**What is being asked**
Convert the entries, from the first line through the line containing "576, 641, 592]" inclusive, into a JSON list of strings with one string per line, leaving out any blank lines.

··········

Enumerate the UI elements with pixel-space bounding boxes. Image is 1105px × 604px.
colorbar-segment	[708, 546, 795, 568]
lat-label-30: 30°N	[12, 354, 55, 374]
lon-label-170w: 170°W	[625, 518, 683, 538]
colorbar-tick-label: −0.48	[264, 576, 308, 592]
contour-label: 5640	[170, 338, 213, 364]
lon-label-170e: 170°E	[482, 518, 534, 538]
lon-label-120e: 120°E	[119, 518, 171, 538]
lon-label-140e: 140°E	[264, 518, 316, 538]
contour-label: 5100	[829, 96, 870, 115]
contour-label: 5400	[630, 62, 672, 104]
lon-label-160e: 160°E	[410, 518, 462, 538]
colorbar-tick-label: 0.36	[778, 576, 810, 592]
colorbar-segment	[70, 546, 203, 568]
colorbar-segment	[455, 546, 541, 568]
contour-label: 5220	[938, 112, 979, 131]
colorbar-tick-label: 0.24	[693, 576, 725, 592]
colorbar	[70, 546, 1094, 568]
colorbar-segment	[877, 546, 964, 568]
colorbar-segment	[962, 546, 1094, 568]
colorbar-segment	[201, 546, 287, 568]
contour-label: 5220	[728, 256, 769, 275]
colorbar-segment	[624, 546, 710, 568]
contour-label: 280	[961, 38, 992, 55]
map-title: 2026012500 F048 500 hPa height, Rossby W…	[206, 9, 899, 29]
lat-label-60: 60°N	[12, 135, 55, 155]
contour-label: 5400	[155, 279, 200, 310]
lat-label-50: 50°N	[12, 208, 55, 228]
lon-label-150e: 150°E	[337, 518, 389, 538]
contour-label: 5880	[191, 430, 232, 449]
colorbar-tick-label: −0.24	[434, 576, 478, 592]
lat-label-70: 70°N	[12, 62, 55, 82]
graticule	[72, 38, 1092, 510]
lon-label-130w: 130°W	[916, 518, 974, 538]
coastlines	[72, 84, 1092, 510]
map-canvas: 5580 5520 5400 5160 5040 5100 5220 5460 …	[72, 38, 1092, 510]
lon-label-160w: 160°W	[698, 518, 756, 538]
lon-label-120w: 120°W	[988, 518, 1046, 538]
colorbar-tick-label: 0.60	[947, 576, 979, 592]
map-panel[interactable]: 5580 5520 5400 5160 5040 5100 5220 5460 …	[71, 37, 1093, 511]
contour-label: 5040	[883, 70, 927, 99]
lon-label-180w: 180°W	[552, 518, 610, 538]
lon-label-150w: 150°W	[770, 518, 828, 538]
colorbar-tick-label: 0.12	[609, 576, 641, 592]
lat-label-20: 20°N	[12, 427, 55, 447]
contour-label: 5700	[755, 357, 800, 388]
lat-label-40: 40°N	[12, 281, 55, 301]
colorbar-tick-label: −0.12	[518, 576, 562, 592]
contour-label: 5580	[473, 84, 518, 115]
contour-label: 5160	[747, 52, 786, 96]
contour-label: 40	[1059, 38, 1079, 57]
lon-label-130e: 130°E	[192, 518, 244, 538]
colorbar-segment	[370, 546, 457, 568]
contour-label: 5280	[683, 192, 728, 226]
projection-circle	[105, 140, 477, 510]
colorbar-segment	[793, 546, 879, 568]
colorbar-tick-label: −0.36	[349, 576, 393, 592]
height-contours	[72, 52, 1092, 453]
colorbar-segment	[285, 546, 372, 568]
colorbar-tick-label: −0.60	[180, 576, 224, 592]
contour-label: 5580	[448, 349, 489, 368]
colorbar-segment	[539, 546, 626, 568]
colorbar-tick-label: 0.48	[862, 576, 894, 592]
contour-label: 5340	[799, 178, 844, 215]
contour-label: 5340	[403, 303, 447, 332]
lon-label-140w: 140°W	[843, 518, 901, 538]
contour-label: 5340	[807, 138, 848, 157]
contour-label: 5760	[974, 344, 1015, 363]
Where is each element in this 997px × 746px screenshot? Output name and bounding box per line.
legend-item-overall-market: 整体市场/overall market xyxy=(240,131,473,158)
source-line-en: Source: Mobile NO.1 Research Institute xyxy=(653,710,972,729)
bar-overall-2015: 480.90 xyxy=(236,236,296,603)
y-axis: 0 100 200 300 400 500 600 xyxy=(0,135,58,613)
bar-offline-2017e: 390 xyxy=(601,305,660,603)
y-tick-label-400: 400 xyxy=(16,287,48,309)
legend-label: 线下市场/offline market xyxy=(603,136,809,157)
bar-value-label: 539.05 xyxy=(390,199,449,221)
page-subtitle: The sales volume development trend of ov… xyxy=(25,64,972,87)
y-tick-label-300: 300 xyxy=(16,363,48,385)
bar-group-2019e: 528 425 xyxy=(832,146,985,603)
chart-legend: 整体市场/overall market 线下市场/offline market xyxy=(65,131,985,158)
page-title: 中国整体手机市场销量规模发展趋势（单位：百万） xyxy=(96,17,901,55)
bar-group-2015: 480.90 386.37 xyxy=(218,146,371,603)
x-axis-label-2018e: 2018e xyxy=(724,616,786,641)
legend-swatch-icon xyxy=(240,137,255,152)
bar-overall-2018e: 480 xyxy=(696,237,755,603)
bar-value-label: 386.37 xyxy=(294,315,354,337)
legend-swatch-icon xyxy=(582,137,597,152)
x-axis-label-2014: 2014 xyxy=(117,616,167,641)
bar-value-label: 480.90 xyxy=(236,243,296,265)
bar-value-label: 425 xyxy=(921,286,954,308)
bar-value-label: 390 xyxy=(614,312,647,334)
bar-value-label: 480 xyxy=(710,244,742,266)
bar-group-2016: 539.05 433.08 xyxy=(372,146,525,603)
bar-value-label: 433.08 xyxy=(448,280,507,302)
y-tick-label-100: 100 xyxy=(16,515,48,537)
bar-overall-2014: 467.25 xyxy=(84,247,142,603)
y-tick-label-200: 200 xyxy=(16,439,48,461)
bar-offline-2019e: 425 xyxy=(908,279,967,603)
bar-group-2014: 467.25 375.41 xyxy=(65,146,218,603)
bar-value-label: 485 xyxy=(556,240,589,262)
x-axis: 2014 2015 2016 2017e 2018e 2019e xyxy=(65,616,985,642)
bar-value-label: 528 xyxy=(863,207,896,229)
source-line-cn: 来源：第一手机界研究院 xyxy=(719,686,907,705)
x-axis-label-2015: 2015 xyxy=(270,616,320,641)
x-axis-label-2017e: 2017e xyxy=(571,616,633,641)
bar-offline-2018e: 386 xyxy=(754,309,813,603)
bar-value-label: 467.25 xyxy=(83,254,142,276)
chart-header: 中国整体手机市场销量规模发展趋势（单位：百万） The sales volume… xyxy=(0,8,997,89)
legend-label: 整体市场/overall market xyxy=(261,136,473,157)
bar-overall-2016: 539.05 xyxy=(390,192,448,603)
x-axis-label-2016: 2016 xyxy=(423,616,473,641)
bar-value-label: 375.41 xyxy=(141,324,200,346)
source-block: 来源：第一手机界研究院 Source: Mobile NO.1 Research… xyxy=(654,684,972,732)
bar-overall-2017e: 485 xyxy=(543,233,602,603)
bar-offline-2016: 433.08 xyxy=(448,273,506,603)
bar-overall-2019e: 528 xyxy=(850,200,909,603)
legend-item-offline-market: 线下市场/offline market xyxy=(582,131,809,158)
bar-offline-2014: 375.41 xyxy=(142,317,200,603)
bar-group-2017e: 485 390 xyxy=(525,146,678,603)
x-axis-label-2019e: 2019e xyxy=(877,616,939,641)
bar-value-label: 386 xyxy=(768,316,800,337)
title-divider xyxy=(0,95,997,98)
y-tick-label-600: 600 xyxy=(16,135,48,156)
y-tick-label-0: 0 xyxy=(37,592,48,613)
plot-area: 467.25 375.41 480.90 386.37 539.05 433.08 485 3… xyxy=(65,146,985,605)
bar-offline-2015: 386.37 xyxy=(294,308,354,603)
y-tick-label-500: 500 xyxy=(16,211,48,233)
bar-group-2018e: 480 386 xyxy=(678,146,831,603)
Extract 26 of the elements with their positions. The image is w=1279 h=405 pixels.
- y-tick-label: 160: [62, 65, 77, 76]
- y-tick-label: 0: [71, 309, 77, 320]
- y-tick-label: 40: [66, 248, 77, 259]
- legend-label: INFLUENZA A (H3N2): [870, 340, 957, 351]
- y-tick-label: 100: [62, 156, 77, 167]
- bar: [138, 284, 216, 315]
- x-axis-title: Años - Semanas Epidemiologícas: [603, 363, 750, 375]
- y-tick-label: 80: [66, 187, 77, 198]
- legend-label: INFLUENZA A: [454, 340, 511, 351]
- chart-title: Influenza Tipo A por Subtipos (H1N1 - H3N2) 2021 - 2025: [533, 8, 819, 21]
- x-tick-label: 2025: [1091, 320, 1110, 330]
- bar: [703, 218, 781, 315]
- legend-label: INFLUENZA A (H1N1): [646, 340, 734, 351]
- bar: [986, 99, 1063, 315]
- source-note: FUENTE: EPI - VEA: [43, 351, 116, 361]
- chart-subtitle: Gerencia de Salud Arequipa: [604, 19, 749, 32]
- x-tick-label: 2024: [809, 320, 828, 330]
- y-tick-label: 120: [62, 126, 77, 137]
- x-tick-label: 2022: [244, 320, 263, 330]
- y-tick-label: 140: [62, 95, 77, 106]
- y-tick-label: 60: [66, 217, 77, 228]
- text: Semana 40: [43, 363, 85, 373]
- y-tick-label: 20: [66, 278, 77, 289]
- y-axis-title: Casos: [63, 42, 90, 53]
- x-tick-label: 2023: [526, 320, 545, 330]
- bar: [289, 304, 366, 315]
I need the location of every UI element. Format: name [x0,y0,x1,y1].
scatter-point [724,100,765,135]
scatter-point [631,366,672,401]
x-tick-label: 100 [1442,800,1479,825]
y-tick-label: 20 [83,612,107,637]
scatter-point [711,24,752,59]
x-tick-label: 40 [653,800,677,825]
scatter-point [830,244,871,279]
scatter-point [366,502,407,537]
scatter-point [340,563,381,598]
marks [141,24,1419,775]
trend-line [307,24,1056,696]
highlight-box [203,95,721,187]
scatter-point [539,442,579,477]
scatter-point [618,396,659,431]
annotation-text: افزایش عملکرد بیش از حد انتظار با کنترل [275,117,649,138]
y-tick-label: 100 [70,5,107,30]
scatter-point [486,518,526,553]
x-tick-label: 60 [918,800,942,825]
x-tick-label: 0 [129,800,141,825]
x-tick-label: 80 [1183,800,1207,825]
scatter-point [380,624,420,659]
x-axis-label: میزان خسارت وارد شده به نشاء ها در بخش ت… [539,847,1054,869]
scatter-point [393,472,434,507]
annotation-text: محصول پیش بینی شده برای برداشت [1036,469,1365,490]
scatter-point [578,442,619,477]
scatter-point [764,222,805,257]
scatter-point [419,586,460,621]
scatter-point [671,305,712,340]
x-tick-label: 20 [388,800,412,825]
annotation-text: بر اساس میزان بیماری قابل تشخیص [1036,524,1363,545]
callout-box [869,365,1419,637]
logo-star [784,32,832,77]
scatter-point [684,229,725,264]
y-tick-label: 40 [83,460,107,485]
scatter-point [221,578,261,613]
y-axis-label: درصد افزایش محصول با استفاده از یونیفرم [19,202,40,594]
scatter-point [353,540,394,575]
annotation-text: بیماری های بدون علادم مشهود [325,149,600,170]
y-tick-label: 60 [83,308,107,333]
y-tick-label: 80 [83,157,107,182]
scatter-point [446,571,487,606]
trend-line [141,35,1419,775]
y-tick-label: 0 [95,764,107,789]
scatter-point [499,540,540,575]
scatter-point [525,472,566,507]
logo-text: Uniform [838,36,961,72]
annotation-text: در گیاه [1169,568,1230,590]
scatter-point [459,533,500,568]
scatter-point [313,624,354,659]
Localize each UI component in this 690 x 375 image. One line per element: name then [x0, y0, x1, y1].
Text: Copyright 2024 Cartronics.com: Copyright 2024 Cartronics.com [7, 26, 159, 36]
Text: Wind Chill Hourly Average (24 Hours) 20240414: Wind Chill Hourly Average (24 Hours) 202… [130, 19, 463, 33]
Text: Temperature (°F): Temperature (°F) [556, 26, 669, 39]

··········

**Output below**
[
  "Enumerate the UI elements with pixel-space bounding boxes. Image is 1105px × 604px.",
  "colorbar-segment\t[708, 546, 795, 568]",
  "lat-label-30: 30°N\t[12, 354, 55, 374]",
  "lon-label-170w: 170°W\t[625, 518, 683, 538]",
  "colorbar-tick-label: −0.48\t[264, 576, 308, 592]",
  "contour-label: 5640\t[170, 338, 213, 364]",
  "lon-label-170e: 170°E\t[482, 518, 534, 538]",
  "lon-label-120e: 120°E\t[119, 518, 171, 538]",
  "lon-label-140e: 140°E\t[264, 518, 316, 538]",
  "contour-label: 5100\t[829, 96, 870, 115]",
  "contour-label: 5400\t[630, 62, 672, 104]",
  "lon-label-160e: 160°E\t[410, 518, 462, 538]",
  "colorbar-tick-label: 0.36\t[778, 576, 810, 592]",
  "colorbar-segment\t[70, 546, 203, 568]",
  "colorbar-segment\t[455, 546, 541, 568]",
  "contour-label: 5220\t[938, 112, 979, 131]",
  "colorbar-tick-label: 0.24\t[693, 576, 725, 592]",
  "colorbar\t[70, 546, 1094, 568]",
  "colorbar-segment\t[877, 546, 964, 568]",
  "colorbar-segment\t[962, 546, 1094, 568]",
  "colorbar-segment\t[201, 546, 287, 568]",
  "contour-label: 5220\t[728, 256, 769, 275]",
  "colorbar-segment\t[624, 546, 710, 568]",
  "contour-label: 280\t[961, 38, 992, 55]",
  "map-title: 2026012500 F048 500 hPa height, Rossby W…\t[206, 9, 899, 29]",
  "lat-label-60: 60°N\t[12, 135, 55, 155]",
  "contour-label: 5400\t[155, 279, 200, 310]",
  "lat-label-50: 50°N\t[12, 208, 55, 228]",
  "lon-label-150e: 150°E\t[337, 518, 389, 538]",
  "contour-label: 5880\t[191, 430, 232, 449]",
  "colorbar-tick-label: −0.24\t[434, 576, 478, 592]",
  "lat-label-70: 70°N\t[12, 62, 55, 82]",
  "graticule\t[72, 38, 1092, 510]",
  "lon-label-130w: 130°W\t[916, 518, 974, 538]",
  "coastlines\t[72, 84, 1092, 510]",
  "map-canvas: 5580 5520 5400 5160 5040 5100 5220 5460 …\t[72, 38, 1092, 510]",
  "lon-label-160w: 160°W\t[698, 518, 756, 538]",
  "lon-label-120w: 120°W\t[988, 518, 1046, 538]",
  "colorbar-tick-label: 0.60\t[947, 576, 979, 592]",
  "map-panel[interactable]: 5580 5520 5400 5160 5040 5100 5220 5460 …\t[71, 37, 1093, 511]",
  "contour-label: 5040\t[883, 70, 927, 99]",
  "lon-label-180w: 180°W\t[552, 518, 610, 538]",
  "lon-label-150w: 150°W\t[770, 518, 828, 538]",
  "colorbar-tick-label: 0.12\t[609, 576, 641, 592]"
]